[Goal]: Leaving out the pictures, transcribe all of the records faithfully.
::::::::
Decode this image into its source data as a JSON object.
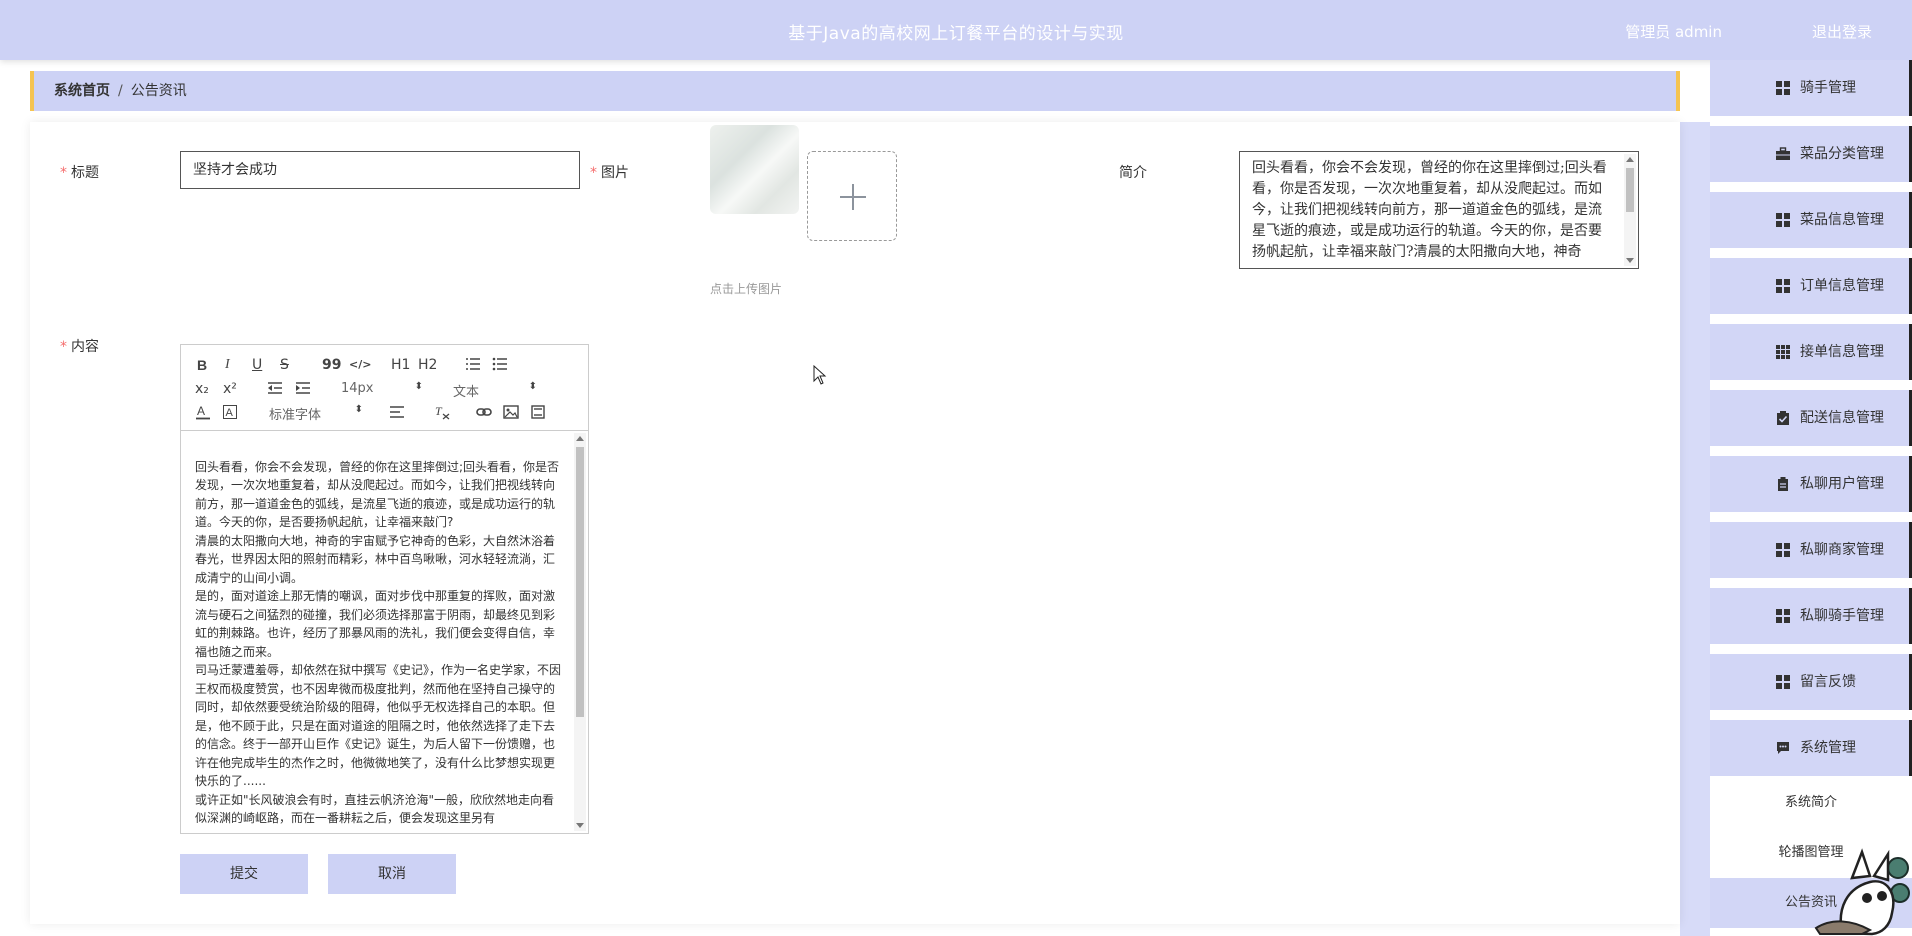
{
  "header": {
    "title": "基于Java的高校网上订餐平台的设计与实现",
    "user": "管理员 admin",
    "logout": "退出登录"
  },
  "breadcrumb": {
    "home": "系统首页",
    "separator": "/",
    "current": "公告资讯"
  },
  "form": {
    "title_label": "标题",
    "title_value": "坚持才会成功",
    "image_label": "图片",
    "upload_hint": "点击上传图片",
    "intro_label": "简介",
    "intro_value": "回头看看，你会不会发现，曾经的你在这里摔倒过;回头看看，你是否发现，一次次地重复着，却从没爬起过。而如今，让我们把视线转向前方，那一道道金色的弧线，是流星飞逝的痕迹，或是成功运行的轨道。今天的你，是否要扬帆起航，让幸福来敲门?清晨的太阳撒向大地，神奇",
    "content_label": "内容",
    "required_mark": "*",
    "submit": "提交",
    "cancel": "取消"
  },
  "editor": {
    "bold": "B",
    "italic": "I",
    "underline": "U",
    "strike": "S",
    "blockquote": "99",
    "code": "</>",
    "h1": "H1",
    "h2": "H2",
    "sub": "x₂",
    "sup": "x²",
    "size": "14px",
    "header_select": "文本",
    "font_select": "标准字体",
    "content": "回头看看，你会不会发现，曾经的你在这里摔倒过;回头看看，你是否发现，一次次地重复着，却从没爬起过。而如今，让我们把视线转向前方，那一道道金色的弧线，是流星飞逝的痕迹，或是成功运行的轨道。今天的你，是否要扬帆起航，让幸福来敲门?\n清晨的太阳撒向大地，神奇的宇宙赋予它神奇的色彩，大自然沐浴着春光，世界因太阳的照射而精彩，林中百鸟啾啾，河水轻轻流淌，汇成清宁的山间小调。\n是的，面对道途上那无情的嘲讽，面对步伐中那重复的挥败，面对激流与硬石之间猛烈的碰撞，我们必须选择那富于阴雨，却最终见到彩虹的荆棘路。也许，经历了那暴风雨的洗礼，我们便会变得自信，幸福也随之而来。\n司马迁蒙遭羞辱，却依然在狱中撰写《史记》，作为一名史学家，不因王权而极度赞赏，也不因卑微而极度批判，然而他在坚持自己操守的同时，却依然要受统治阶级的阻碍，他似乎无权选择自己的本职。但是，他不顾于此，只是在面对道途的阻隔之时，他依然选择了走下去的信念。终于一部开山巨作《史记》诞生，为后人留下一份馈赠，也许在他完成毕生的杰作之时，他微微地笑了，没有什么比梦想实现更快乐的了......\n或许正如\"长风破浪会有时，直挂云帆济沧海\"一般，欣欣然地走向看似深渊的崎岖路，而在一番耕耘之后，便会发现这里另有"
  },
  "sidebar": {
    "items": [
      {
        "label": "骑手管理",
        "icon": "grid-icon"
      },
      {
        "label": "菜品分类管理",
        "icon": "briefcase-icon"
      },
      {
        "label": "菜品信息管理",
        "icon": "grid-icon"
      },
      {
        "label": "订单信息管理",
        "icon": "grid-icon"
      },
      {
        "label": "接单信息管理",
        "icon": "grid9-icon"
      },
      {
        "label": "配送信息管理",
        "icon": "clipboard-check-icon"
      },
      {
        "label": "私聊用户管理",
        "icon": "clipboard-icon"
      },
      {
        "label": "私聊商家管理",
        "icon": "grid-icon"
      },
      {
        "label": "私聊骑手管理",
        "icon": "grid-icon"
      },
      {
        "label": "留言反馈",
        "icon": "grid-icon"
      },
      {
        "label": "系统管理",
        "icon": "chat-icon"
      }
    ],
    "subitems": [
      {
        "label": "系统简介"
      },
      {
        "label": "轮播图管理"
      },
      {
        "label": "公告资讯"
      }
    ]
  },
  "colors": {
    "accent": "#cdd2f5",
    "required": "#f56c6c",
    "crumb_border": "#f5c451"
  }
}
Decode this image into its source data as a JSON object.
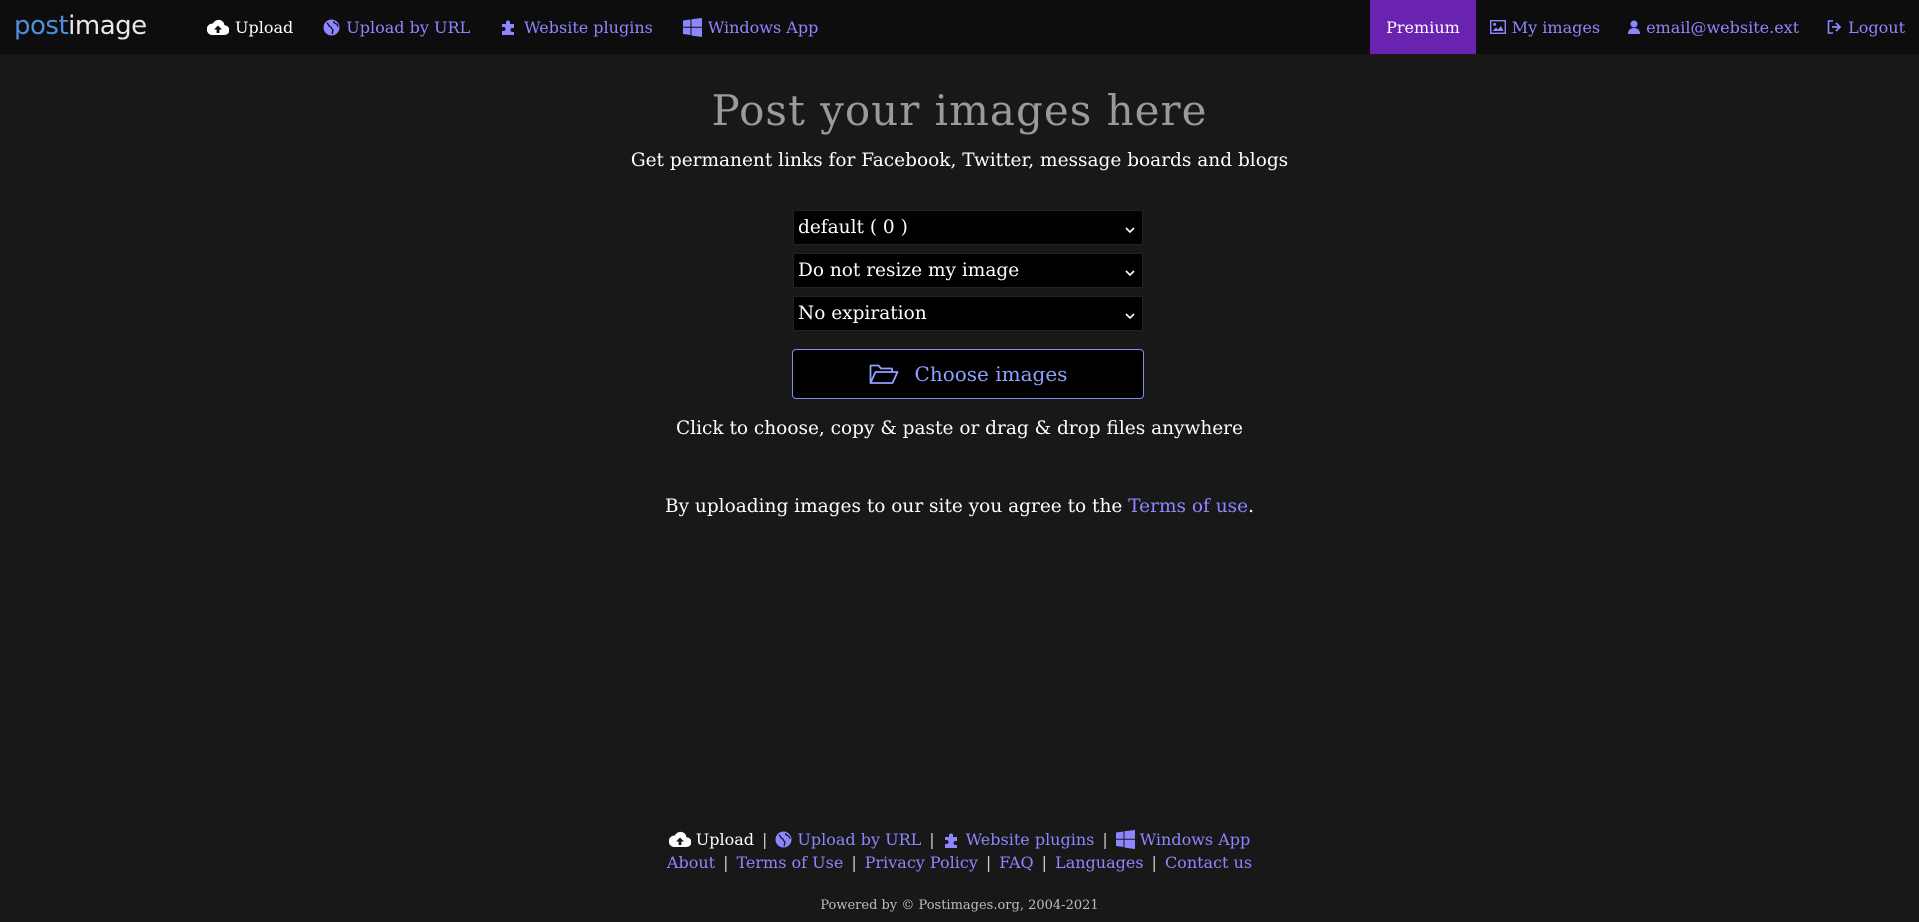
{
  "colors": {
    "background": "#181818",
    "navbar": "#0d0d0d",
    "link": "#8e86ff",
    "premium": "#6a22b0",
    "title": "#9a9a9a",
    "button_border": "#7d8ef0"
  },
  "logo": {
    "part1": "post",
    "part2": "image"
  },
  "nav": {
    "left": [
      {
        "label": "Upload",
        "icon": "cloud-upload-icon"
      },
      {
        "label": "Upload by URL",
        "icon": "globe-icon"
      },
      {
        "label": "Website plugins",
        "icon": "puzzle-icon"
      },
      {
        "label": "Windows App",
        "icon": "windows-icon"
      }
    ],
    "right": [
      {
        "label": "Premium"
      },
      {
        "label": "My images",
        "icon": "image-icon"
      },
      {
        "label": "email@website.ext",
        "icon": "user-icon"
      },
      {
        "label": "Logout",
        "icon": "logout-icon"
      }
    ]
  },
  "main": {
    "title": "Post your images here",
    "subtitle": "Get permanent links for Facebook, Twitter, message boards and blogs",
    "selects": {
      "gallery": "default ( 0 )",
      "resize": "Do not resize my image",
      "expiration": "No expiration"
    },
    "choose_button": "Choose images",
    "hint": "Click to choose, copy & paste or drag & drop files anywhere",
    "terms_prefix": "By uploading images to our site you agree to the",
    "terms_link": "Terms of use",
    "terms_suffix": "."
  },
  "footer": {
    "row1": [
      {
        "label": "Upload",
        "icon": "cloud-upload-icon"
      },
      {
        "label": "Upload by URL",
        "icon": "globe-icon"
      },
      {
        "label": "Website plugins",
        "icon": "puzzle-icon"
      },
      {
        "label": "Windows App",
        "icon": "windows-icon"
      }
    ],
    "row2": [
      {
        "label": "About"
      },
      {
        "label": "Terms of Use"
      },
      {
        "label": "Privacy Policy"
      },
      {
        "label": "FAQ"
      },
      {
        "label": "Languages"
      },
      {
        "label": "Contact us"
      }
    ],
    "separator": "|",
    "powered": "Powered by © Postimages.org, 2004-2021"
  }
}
::::::::
[Finished answer]:
Decode this image into its source data as a JSON object.
{
  "header": {
    "title": "基于Java的高校网上订餐平台的设计与实现",
    "user": "管理员 admin",
    "logout": "退出登录"
  },
  "breadcrumb": {
    "home": "系统首页",
    "separator": "/",
    "current": "公告资讯"
  },
  "form": {
    "title_label": "标题",
    "title_value": "坚持才会成功",
    "image_label": "图片",
    "upload_hint": "点击上传图片",
    "intro_label": "简介",
    "intro_value": "回头看看，你会不会发现，曾经的你在这里摔倒过;回头看看，你是否发现，一次次地重复着，却从没爬起过。而如今，让我们把视线转向前方，那一道道金色的弧线，是流星飞逝的痕迹，或是成功运行的轨道。今天的你，是否要扬帆起航，让幸福来敲门?清晨的太阳撒向大地，神奇",
    "content_label": "内容",
    "required_mark": "*",
    "submit": "提交",
    "cancel": "取消"
  },
  "editor": {
    "bold": "B",
    "italic": "I",
    "underline": "U",
    "strike": "S",
    "blockquote": "99",
    "code": "</>",
    "h1": "H1",
    "h2": "H2",
    "sub": "x₂",
    "sup": "x²",
    "size": "14px",
    "header_select": "文本",
    "font_select": "标准字体",
    "content": "回头看看，你会不会发现，曾经的你在这里摔倒过;回头看看，你是否发现，一次次地重复着，却从没爬起过。而如今，让我们把视线转向前方，那一道道金色的弧线，是流星飞逝的痕迹，或是成功运行的轨道。今天的你，是否要扬帆起航，让幸福来敲门?\n清晨的太阳撒向大地，神奇的宇宙赋予它神奇的色彩，大自然沐浴着春光，世界因太阳的照射而精彩，林中百鸟啾啾，河水轻轻流淌，汇成清宁的山间小调。\n是的，面对道途上那无情的嘲讽，面对步伐中那重复的挥败，面对激流与硬石之间猛烈的碰撞，我们必须选择那富于阴雨，却最终见到彩虹的荆棘路。也许，经历了那暴风雨的洗礼，我们便会变得自信，幸福也随之而来。\n司马迁蒙遭羞辱，却依然在狱中撰写《史记》，作为一名史学家，不因王权而极度赞赏，也不因卑微而极度批判，然而他在坚持自己操守的同时，却依然要受统治阶级的阻碍，他似乎无权选择自己的本职。但是，他不顾于此，只是在面对道途的阻隔之时，他依然选择了走下去的信念。终于一部开山巨作《史记》诞生，为后人留下一份馈赠，也许在他完成毕生的杰作之时，他微微地笑了，没有什么比梦想实现更快乐的了......\n或许正如\"长风破浪会有时，直挂云帆济沧海\"一般，欣欣然地走向看似深渊的崎岖路，而在一番耕耘之后，便会发现这里另有"
  },
  "sidebar": {
    "items": [
      {
        "label": "骑手管理",
        "icon": "grid-icon"
      },
      {
        "label": "菜品分类管理",
        "icon": "briefcase-icon"
      },
      {
        "label": "菜品信息管理",
        "icon": "grid-icon"
      },
      {
        "label": "订单信息管理",
        "icon": "grid-icon"
      },
      {
        "label": "接单信息管理",
        "icon": "grid9-icon"
      },
      {
        "label": "配送信息管理",
        "icon": "clipboard-check-icon"
      },
      {
        "label": "私聊用户管理",
        "icon": "clipboard-icon"
      },
      {
        "label": "私聊商家管理",
        "icon": "grid-icon"
      },
      {
        "label": "私聊骑手管理",
        "icon": "grid-icon"
      },
      {
        "label": "留言反馈",
        "icon": "grid-icon"
      },
      {
        "label": "系统管理",
        "icon": "chat-icon"
      }
    ],
    "subitems": [
      {
        "label": "系统简介"
      },
      {
        "label": "轮播图管理"
      },
      {
        "label": "公告资讯"
      }
    ]
  },
  "colors": {
    "accent": "#cdd2f5",
    "required": "#f56c6c",
    "crumb_border": "#f5c451"
  }
}
Decode this image into its source data as a JSON object.
{
  "colors": {
    "background": "#181818",
    "navbar": "#0d0d0d",
    "link": "#8e86ff",
    "premium": "#6a22b0",
    "title": "#9a9a9a",
    "button_border": "#7d8ef0"
  },
  "logo": {
    "part1": "post",
    "part2": "image"
  },
  "nav": {
    "left": [
      {
        "label": "Upload",
        "icon": "cloud-upload-icon"
      },
      {
        "label": "Upload by URL",
        "icon": "globe-icon"
      },
      {
        "label": "Website plugins",
        "icon": "puzzle-icon"
      },
      {
        "label": "Windows App",
        "icon": "windows-icon"
      }
    ],
    "right": [
      {
        "label": "Premium"
      },
      {
        "label": "My images",
        "icon": "image-icon"
      },
      {
        "label": "email@website.ext",
        "icon": "user-icon"
      },
      {
        "label": "Logout",
        "icon": "logout-icon"
      }
    ]
  },
  "main": {
    "title": "Post your images here",
    "subtitle": "Get permanent links for Facebook, Twitter, message boards and blogs",
    "selects": {
      "gallery": "default ( 0 )",
      "resize": "Do not resize my image",
      "expiration": "No expiration"
    },
    "choose_button": "Choose images",
    "hint": "Click to choose, copy & paste or drag & drop files anywhere",
    "terms_prefix": "By uploading images to our site you agree to the",
    "terms_link": "Terms of use",
    "terms_suffix": "."
  },
  "footer": {
    "row1": [
      {
        "label": "Upload",
        "icon": "cloud-upload-icon"
      },
      {
        "label": "Upload by URL",
        "icon": "globe-icon"
      },
      {
        "label": "Website plugins",
        "icon": "puzzle-icon"
      },
      {
        "label": "Windows App",
        "icon": "windows-icon"
      }
    ],
    "row2": [
      {
        "label": "About"
      },
      {
        "label": "Terms of Use"
      },
      {
        "label": "Privacy Policy"
      },
      {
        "label": "FAQ"
      },
      {
        "label": "Languages"
      },
      {
        "label": "Contact us"
      }
    ],
    "separator": "|",
    "powered": "Powered by © Postimages.org, 2004-2021"
  }
}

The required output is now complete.